### Information shown
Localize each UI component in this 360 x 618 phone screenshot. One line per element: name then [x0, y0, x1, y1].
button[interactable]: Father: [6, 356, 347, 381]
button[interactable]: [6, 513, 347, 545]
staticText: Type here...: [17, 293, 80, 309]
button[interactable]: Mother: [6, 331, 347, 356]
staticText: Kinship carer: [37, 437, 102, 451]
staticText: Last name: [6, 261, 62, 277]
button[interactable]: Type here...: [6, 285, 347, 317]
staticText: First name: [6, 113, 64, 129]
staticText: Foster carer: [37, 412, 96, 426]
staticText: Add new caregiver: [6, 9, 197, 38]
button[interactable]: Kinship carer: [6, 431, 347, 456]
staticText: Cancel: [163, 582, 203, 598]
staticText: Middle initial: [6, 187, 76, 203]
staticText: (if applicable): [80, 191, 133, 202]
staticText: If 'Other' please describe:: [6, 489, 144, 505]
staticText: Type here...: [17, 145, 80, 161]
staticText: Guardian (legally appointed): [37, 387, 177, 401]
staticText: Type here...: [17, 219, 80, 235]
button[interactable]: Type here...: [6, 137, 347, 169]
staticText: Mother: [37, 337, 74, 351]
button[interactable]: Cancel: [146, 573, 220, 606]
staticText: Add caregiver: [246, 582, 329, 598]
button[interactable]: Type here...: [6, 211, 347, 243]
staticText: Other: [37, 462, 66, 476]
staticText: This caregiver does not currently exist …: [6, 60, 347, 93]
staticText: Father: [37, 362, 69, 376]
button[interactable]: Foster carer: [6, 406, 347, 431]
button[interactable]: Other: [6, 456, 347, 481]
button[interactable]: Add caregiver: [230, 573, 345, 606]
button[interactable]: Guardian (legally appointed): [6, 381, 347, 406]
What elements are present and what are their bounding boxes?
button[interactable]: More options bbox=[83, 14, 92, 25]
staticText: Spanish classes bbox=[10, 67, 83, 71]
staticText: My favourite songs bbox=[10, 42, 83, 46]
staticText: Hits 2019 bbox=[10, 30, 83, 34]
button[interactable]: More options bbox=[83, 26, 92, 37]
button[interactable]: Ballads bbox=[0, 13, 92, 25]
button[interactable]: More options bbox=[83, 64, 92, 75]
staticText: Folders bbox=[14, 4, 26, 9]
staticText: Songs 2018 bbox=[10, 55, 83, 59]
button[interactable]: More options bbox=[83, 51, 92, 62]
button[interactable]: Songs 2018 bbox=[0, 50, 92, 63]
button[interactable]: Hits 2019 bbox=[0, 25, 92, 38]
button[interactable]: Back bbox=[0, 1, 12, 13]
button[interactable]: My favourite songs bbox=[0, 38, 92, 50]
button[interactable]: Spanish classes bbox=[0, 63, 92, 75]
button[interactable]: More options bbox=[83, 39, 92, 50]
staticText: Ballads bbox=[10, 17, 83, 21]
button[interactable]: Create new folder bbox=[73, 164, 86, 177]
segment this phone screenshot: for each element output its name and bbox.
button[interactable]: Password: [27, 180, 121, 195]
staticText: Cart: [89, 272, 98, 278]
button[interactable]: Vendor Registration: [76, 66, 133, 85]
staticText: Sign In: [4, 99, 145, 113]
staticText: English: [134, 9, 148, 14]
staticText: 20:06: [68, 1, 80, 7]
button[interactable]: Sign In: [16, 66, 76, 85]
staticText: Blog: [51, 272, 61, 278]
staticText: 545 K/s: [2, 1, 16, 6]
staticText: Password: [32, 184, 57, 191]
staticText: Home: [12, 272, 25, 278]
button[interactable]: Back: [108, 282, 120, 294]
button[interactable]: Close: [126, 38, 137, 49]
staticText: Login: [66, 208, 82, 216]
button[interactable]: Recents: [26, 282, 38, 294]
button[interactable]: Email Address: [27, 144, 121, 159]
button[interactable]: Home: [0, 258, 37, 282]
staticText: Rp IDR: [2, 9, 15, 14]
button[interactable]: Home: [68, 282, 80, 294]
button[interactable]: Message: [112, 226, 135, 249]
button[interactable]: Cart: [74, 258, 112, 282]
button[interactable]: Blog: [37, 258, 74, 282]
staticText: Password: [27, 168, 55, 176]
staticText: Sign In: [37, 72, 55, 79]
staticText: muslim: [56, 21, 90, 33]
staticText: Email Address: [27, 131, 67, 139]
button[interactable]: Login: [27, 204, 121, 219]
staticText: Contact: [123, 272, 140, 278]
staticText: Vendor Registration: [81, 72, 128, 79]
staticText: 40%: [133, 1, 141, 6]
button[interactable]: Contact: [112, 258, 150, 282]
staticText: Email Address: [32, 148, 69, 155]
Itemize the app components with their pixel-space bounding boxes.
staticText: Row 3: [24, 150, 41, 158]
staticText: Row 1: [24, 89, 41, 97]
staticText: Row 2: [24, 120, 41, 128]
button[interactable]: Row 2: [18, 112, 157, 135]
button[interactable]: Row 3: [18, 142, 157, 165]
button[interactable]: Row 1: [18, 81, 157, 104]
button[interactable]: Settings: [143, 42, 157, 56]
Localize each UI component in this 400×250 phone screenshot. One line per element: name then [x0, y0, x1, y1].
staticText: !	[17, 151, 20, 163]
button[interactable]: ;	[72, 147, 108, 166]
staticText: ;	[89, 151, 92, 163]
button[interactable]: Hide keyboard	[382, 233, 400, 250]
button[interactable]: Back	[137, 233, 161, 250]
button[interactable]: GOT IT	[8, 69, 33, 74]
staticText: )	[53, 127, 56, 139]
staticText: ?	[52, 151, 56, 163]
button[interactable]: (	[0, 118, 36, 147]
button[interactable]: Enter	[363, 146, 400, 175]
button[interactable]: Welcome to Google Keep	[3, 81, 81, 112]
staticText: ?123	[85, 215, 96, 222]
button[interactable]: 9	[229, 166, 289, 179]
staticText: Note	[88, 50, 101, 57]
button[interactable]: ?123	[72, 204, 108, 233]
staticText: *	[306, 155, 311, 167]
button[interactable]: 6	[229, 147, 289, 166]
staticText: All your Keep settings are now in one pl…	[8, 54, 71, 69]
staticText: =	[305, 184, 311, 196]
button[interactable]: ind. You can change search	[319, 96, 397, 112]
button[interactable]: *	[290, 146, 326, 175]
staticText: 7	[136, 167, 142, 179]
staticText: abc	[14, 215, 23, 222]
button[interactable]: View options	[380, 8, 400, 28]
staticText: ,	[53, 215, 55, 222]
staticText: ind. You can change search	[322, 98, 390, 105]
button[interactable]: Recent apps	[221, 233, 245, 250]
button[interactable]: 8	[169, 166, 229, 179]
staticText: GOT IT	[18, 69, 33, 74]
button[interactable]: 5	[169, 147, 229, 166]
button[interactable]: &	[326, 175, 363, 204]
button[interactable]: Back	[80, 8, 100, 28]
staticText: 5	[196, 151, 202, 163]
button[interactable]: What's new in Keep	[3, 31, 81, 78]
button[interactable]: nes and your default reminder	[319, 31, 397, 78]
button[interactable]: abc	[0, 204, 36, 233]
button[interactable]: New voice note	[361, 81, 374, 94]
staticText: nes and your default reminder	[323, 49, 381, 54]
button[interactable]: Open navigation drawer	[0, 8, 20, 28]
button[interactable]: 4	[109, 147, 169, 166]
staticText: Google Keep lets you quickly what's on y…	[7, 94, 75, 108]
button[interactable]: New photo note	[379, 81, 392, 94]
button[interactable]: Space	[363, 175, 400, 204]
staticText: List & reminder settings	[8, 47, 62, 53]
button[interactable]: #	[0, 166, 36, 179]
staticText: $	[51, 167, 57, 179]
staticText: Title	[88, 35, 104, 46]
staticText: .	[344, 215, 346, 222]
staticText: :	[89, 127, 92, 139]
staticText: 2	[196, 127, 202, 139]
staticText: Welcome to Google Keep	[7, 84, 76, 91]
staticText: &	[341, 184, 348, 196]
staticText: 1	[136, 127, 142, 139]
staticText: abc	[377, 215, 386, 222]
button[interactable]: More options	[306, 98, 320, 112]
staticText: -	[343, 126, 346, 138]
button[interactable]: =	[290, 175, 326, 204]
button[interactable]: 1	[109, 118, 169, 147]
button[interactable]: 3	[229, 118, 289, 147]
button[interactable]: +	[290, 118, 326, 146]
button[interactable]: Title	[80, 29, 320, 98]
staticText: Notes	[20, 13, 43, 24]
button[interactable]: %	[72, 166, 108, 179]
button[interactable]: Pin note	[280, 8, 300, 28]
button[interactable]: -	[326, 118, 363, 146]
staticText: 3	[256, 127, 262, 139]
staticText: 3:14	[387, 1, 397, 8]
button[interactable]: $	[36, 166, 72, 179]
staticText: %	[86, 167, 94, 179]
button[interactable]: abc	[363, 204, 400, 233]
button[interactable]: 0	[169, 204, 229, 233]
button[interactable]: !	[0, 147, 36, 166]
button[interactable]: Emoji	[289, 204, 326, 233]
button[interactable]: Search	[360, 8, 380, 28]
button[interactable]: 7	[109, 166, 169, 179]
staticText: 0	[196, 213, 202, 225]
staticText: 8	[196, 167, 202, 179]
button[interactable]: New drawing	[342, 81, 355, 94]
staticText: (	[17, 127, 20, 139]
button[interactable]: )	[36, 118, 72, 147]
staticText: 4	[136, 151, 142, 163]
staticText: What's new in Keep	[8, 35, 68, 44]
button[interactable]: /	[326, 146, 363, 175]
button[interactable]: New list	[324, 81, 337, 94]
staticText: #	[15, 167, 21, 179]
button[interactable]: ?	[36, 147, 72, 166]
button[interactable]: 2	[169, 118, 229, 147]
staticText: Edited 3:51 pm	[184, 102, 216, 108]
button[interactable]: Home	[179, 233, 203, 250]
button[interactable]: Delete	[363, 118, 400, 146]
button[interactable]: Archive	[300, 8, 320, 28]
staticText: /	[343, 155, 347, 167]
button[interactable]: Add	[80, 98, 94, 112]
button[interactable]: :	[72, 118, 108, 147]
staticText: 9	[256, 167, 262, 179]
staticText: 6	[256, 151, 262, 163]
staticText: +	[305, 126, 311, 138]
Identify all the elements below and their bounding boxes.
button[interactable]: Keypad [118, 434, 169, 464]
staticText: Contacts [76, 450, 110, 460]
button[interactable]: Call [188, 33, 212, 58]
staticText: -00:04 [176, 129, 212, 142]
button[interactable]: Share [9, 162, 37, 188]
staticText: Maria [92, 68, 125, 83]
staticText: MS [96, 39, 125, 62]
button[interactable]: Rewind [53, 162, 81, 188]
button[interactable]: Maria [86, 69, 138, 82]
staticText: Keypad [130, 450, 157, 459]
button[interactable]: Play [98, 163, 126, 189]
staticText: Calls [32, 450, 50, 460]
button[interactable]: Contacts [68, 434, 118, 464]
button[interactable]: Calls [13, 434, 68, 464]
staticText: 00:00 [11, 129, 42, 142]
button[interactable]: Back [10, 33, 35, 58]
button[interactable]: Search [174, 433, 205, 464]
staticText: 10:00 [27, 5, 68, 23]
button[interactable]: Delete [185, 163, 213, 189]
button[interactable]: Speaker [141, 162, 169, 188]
######
To do
Copy everything from the start of the entries down to the line containing "What elements are", both ends included, with every character unchanged.

Written answer
Localize each UI component in this 360 x 618 phone screenshot. One line per element: name then [x0, y0, x1, y1].
button[interactable]: Father: [6, 356, 347, 381]
button[interactable]: [6, 513, 347, 545]
staticText: Type here...: [17, 293, 80, 309]
button[interactable]: Mother: [6, 331, 347, 356]
staticText: Kinship carer: [37, 437, 102, 451]
staticText: Last name: [6, 261, 62, 277]
button[interactable]: Type here...: [6, 285, 347, 317]
staticText: First name: [6, 113, 64, 129]
staticText: Foster carer: [37, 412, 96, 426]
staticText: Add new caregiver: [6, 9, 197, 38]
button[interactable]: Kinship carer: [6, 431, 347, 456]
staticText: Cancel: [163, 582, 203, 598]
staticText: Middle initial: [6, 187, 76, 203]
staticText: (if applicable): [80, 191, 133, 202]
staticText: If 'Other' please describe:: [6, 489, 144, 505]
staticText: Type here...: [17, 145, 80, 161]
staticText: Guardian (legally appointed): [37, 387, 177, 401]
staticText: Type here...: [17, 219, 80, 235]
button[interactable]: Type here...: [6, 137, 347, 169]
staticText: Mother: [37, 337, 74, 351]
button[interactable]: Cancel: [146, 573, 220, 606]
staticText: Add caregiver: [246, 582, 329, 598]
button[interactable]: Type here...: [6, 211, 347, 243]
staticText: Other: [37, 462, 66, 476]
staticText: This caregiver does not currently exist …: [6, 60, 347, 93]
staticText: Father: [37, 362, 69, 376]
button[interactable]: Foster carer: [6, 406, 347, 431]
button[interactable]: Other: [6, 456, 347, 481]
button[interactable]: Add caregiver: [230, 573, 345, 606]
button[interactable]: Guardian (legally appointed): [6, 381, 347, 406]
What elements are present and what are their bounding boxes?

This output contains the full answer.